_Given instruction_: Keep only the lines where "JSON" appears.

_Provided information_:

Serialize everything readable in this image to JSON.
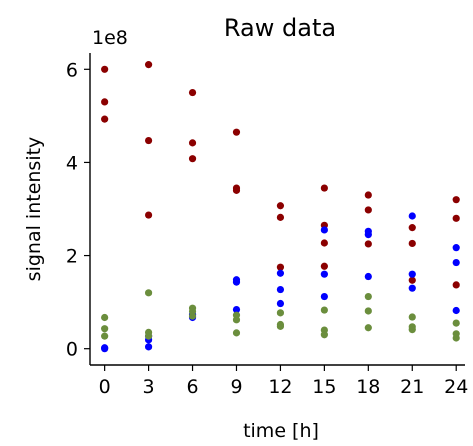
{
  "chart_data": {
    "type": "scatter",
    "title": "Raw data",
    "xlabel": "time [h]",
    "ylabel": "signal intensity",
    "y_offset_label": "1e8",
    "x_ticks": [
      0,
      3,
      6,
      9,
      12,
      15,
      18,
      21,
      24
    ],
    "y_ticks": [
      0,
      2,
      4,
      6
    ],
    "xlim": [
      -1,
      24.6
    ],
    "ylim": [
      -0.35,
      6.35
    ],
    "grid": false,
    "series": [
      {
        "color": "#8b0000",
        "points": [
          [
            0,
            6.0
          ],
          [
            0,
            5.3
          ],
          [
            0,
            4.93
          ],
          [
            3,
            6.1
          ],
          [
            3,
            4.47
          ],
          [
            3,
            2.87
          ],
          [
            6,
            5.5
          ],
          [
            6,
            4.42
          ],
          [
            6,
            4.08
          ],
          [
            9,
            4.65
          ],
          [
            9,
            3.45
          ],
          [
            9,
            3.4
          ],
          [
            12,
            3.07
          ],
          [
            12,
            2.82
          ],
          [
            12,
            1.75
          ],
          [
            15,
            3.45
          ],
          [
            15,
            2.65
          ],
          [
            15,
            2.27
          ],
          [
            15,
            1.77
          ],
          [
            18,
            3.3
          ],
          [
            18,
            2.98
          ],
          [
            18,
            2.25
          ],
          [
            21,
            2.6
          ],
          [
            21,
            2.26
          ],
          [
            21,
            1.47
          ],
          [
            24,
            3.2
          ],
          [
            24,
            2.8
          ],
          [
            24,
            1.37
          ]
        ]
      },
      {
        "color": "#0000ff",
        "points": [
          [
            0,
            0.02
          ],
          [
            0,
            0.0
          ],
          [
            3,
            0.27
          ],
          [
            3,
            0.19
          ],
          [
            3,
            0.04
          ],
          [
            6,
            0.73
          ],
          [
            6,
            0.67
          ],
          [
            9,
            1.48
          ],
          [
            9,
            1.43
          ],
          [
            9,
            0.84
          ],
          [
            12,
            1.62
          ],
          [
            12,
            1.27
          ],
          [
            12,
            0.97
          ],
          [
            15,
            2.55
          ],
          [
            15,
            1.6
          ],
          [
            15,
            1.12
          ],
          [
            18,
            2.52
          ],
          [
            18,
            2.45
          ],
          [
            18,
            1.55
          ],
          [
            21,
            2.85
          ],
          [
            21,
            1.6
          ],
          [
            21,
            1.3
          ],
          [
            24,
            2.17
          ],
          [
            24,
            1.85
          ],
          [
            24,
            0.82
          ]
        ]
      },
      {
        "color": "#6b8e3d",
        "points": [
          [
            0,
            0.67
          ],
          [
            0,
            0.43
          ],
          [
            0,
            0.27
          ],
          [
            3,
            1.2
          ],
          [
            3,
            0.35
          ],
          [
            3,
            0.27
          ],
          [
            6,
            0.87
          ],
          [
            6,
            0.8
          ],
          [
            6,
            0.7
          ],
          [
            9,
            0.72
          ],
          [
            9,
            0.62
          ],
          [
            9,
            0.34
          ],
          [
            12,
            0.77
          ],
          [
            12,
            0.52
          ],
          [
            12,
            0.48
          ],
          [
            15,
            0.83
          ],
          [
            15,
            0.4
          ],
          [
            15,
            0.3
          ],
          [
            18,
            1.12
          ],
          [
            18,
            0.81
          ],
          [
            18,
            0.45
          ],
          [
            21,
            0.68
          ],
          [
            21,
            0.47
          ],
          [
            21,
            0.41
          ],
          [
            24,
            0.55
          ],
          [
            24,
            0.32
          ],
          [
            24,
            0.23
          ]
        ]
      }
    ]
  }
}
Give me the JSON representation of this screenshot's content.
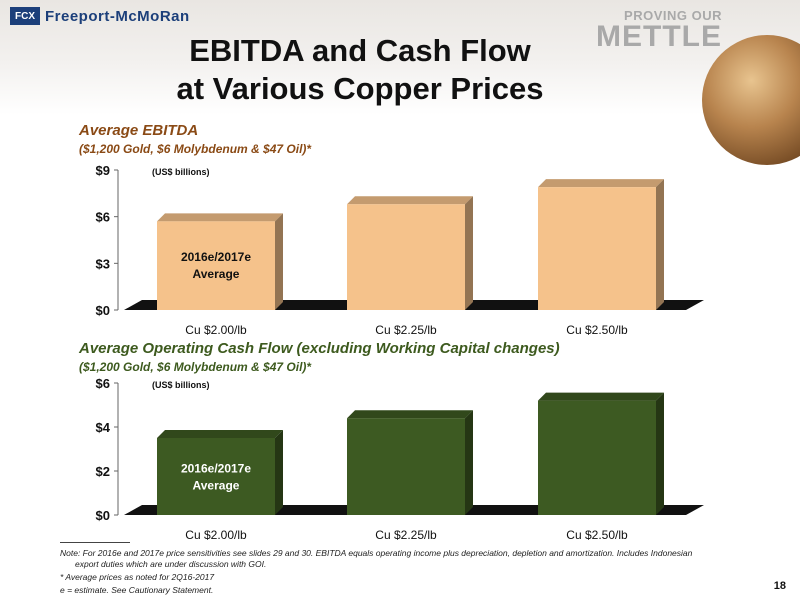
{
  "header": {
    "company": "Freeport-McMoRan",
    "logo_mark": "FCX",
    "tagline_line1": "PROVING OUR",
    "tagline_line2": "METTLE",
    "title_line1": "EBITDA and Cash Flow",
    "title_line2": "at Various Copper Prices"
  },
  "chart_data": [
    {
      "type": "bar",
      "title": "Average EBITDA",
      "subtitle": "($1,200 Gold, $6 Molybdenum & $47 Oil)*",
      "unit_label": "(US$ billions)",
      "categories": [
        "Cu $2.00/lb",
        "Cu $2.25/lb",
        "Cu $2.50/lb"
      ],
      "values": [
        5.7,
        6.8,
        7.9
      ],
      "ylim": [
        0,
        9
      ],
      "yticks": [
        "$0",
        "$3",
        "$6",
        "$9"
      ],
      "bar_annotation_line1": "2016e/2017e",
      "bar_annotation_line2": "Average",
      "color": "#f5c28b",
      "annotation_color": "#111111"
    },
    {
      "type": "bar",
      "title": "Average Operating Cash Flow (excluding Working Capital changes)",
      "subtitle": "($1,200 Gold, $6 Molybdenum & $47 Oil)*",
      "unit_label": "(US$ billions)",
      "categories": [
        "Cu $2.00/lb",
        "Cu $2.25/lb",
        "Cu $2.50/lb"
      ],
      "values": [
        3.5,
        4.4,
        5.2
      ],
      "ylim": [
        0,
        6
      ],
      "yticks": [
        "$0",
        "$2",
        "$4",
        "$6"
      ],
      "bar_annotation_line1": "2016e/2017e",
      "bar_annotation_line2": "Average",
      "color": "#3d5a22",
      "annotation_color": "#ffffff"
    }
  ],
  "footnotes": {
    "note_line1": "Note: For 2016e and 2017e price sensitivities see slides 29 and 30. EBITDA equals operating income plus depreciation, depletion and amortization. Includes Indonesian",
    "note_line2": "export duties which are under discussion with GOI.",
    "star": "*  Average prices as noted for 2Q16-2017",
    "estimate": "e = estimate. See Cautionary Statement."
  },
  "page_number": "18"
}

_Exercise answer_:
Serialize everything readable in this image to JSON.
Give me the JSON representation of this screenshot's content.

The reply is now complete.